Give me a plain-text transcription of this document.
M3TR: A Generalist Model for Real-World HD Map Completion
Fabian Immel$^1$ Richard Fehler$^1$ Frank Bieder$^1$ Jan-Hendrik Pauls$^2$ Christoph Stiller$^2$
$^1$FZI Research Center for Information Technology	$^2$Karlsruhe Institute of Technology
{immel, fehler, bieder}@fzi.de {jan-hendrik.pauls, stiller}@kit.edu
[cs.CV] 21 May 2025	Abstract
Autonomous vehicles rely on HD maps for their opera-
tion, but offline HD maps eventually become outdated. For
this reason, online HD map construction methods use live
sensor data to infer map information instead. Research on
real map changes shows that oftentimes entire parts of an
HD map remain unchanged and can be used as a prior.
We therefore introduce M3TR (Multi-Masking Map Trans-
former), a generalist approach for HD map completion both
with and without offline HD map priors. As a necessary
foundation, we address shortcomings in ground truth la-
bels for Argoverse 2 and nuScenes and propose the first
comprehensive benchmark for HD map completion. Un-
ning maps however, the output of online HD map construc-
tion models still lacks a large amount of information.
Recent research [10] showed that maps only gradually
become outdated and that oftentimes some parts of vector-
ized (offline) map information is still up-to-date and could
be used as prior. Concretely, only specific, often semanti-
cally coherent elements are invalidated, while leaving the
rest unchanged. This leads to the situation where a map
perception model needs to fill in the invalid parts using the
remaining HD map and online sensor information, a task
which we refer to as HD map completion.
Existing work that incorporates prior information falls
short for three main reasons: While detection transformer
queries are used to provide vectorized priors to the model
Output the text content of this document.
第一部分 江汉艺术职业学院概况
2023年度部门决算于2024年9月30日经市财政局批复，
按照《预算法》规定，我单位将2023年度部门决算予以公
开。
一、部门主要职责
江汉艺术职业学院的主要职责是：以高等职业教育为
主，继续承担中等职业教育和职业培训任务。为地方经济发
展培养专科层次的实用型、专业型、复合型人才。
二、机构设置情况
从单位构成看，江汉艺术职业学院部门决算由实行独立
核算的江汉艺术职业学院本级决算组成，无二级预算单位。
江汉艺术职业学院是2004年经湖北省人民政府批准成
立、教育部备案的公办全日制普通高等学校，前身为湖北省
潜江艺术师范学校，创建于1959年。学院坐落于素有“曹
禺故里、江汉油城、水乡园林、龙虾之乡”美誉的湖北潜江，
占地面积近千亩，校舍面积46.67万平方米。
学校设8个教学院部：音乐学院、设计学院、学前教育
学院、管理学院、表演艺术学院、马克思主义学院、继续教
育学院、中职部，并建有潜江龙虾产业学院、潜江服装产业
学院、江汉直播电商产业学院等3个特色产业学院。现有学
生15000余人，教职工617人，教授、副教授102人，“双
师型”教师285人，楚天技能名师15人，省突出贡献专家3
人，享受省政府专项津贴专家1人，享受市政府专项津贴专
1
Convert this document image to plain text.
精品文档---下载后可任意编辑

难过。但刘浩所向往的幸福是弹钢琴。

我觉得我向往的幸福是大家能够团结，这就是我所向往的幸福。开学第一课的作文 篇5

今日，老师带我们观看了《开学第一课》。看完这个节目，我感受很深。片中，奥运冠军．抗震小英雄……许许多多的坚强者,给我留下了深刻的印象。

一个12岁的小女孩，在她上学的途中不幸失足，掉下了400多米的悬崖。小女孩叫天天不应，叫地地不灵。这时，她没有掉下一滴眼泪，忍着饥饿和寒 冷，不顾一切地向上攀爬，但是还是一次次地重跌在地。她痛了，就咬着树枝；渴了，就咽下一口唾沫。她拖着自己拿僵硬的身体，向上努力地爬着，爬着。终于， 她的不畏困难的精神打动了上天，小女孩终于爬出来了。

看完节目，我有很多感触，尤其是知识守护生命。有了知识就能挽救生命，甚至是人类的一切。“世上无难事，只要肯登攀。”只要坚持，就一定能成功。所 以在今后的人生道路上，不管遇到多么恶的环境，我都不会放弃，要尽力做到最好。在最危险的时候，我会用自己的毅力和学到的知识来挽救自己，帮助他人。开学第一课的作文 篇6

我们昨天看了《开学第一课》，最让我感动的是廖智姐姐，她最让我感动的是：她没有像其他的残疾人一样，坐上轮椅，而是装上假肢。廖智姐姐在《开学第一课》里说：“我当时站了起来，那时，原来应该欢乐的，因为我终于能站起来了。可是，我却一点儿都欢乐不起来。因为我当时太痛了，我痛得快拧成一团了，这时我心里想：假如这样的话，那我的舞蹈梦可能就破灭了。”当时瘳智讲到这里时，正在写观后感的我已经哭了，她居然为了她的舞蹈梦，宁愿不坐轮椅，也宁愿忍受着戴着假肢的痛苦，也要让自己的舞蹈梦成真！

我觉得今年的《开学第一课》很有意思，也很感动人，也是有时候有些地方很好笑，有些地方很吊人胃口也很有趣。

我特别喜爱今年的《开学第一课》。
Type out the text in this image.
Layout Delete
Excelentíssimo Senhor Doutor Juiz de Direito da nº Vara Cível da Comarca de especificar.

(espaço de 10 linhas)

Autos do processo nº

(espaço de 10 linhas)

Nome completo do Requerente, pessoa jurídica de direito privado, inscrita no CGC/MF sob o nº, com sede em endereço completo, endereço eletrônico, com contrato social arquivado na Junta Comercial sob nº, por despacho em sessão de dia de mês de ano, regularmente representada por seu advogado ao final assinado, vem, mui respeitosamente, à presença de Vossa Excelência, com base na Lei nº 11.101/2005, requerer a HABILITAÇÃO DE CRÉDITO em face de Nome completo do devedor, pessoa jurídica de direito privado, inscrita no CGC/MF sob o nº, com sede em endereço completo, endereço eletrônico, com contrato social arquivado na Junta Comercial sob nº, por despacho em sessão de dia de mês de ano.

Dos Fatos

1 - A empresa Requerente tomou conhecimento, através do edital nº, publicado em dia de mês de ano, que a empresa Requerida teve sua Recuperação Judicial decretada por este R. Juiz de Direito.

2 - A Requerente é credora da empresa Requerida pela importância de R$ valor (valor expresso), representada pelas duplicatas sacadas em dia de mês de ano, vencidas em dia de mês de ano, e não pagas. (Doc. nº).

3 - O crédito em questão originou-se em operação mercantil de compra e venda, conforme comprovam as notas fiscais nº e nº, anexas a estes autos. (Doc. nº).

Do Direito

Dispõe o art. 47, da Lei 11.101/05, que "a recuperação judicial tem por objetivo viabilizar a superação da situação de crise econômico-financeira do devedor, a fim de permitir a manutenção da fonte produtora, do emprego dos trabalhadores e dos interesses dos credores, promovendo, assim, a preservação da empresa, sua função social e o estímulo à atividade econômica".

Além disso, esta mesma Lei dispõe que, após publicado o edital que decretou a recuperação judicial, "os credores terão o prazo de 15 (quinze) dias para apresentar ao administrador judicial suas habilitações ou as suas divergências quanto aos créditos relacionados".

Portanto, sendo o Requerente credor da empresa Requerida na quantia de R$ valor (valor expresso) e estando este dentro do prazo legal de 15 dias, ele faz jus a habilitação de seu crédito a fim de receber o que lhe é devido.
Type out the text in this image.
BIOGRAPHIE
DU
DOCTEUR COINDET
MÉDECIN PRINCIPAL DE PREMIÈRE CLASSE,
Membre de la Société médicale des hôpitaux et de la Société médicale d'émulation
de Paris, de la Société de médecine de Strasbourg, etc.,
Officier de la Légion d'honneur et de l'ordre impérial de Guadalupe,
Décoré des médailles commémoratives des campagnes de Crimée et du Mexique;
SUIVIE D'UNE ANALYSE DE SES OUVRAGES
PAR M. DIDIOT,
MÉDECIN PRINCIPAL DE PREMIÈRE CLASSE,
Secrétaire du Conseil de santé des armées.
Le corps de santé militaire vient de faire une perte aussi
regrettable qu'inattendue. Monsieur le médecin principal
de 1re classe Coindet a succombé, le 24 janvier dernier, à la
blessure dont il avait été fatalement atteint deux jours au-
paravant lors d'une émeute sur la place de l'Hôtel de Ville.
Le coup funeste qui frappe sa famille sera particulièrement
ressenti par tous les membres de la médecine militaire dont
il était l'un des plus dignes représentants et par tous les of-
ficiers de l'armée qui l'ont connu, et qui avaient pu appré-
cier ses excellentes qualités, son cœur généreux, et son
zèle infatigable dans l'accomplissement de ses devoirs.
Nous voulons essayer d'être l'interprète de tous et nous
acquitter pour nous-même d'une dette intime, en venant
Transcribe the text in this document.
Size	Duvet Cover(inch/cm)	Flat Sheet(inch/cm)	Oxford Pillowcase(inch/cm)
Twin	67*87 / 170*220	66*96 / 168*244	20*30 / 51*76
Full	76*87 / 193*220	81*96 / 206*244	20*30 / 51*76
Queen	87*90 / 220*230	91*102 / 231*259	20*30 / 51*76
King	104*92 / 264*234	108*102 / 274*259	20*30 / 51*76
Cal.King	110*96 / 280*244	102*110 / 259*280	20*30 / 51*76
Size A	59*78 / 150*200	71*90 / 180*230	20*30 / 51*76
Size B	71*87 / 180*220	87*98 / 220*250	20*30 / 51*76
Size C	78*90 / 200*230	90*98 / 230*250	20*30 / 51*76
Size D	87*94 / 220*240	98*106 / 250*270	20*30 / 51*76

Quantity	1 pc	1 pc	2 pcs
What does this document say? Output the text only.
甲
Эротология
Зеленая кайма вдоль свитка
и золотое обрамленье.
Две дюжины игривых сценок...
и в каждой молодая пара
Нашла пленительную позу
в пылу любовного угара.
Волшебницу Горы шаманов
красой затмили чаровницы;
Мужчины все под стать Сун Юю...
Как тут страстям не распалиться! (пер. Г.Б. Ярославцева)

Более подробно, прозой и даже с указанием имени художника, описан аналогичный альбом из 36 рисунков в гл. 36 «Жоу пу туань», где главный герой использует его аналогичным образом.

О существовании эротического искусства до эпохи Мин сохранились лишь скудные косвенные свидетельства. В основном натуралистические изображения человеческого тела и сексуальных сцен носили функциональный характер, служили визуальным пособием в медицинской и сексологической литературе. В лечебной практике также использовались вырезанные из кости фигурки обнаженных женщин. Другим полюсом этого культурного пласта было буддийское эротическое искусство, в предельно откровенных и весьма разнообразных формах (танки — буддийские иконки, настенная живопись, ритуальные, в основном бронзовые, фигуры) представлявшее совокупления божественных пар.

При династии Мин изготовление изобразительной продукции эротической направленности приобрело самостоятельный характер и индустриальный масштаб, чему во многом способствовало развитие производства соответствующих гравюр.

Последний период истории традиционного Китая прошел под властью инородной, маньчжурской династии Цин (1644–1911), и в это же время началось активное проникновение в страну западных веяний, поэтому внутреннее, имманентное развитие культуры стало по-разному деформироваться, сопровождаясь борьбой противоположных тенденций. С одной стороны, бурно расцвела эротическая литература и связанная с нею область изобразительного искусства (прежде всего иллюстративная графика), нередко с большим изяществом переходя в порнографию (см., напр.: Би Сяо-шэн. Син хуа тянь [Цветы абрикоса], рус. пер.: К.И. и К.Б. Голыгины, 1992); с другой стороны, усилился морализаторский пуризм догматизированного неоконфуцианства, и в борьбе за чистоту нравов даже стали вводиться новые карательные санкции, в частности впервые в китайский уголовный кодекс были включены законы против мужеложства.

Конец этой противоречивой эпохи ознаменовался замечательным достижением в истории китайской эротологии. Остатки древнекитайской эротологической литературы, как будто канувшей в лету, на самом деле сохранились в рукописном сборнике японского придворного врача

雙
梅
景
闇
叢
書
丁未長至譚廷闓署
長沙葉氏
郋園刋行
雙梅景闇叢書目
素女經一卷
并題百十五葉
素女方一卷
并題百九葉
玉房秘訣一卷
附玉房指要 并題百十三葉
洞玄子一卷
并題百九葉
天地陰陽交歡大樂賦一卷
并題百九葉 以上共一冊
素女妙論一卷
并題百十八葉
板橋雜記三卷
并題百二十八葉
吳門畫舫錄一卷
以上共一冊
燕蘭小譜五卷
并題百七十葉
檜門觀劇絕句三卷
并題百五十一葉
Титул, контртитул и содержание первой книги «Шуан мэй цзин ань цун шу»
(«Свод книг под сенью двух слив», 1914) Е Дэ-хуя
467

☆ ☆ ☆ ☆

Identify and list each line with the word "that".

Exercise response
real map changes shows that oftentimes entire parts of an
Recent research [10] showed that maps only gradually
become outdated and that oftentimes some parts of vector-
Existing work that incorporates prior information falls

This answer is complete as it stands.